▶ **WHAT YOU WILL DO**
Look through the material and copy each line holding "Plex".

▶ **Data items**
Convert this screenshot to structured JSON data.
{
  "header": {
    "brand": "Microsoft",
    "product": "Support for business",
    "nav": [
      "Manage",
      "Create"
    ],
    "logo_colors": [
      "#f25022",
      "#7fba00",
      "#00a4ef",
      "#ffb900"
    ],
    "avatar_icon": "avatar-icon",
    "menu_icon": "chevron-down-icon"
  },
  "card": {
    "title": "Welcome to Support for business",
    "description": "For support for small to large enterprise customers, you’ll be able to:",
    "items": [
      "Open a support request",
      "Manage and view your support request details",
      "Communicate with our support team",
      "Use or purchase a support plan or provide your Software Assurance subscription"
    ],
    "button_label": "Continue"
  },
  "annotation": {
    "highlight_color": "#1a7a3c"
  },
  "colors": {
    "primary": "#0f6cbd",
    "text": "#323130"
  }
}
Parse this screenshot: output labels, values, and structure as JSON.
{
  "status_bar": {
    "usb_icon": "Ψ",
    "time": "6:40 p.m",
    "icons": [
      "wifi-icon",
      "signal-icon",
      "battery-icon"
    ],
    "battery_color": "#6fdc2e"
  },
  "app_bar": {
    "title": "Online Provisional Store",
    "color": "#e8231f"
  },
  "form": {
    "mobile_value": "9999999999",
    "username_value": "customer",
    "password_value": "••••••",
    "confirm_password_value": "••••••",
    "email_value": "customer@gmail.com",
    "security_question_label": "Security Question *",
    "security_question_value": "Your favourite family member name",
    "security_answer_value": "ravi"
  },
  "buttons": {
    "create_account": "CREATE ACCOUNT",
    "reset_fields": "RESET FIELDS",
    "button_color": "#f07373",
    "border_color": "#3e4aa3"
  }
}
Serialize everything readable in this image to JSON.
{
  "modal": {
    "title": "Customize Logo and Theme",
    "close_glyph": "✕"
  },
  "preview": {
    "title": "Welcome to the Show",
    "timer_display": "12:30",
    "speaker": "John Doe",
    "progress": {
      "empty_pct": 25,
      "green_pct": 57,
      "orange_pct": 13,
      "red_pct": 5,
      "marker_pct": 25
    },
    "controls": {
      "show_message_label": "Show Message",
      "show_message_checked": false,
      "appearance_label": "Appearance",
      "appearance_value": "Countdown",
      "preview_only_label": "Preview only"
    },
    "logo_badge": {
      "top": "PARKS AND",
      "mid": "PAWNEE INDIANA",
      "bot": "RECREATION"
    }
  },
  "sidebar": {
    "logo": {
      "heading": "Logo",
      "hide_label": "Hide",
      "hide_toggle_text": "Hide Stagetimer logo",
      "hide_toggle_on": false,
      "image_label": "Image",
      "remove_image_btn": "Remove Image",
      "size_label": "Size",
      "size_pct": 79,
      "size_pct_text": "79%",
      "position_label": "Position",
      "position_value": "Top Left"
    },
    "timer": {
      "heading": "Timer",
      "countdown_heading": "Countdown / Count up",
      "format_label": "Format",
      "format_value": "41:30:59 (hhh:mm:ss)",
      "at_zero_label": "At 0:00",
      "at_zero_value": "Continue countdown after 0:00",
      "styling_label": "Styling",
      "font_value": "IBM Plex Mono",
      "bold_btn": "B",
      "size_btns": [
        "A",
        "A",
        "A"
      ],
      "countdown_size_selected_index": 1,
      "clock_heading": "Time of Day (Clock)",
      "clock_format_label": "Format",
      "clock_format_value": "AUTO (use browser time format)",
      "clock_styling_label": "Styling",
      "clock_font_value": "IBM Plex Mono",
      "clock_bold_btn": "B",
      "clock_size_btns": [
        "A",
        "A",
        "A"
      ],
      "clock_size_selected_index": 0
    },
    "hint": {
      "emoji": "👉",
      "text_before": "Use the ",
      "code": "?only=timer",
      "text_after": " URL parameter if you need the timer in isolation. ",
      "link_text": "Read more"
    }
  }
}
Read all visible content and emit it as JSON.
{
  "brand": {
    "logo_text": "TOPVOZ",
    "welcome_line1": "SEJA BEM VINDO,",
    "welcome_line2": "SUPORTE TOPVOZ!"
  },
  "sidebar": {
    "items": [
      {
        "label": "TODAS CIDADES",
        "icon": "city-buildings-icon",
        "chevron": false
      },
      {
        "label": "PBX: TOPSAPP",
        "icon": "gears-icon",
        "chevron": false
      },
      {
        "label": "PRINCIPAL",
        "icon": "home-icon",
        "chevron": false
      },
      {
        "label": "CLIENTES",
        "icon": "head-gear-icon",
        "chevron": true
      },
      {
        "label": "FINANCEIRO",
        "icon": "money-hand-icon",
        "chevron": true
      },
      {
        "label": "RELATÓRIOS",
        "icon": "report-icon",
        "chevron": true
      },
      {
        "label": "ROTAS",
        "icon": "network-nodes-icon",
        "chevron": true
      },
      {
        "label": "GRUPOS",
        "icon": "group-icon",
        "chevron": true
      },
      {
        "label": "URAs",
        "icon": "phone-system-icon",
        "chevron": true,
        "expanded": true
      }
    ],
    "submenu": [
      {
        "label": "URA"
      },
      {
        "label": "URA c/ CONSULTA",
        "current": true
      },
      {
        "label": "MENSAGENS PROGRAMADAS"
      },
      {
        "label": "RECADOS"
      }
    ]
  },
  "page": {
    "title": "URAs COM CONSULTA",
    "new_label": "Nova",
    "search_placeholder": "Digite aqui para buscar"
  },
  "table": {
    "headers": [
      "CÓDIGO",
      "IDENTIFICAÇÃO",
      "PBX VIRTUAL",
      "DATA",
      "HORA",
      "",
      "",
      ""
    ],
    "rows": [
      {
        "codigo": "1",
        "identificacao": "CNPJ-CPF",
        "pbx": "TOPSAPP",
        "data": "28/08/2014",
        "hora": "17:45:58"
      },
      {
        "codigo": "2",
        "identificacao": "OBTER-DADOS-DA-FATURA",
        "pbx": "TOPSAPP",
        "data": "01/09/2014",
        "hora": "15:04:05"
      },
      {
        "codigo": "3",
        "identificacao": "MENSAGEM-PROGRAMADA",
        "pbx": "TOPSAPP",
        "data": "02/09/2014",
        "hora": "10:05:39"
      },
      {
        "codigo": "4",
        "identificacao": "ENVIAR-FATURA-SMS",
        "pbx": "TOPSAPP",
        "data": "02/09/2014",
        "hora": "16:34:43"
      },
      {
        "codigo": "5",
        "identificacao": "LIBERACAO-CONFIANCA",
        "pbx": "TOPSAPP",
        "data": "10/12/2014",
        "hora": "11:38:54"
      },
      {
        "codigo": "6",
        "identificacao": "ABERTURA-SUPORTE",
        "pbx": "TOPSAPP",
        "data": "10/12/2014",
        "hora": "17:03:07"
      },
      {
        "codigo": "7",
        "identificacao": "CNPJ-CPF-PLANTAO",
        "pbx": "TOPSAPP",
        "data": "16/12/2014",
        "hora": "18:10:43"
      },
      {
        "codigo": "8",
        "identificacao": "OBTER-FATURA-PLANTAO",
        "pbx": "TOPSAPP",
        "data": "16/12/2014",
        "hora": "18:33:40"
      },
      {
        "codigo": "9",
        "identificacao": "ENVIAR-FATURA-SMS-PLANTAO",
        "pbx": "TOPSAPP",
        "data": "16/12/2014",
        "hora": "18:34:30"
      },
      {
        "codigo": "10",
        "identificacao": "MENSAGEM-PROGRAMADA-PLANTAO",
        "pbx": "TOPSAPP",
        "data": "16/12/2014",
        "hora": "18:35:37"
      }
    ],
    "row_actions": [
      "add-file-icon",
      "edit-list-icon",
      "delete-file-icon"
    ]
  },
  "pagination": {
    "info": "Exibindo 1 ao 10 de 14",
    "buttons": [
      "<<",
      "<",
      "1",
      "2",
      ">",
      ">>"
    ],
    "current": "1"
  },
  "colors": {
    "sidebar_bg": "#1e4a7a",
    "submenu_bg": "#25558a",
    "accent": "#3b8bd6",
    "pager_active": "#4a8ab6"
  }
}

▶ **EXERCISE SOLUTION**
      "font_value": "IBM Plex Mono",
      "clock_font_value": "IBM Plex Mono",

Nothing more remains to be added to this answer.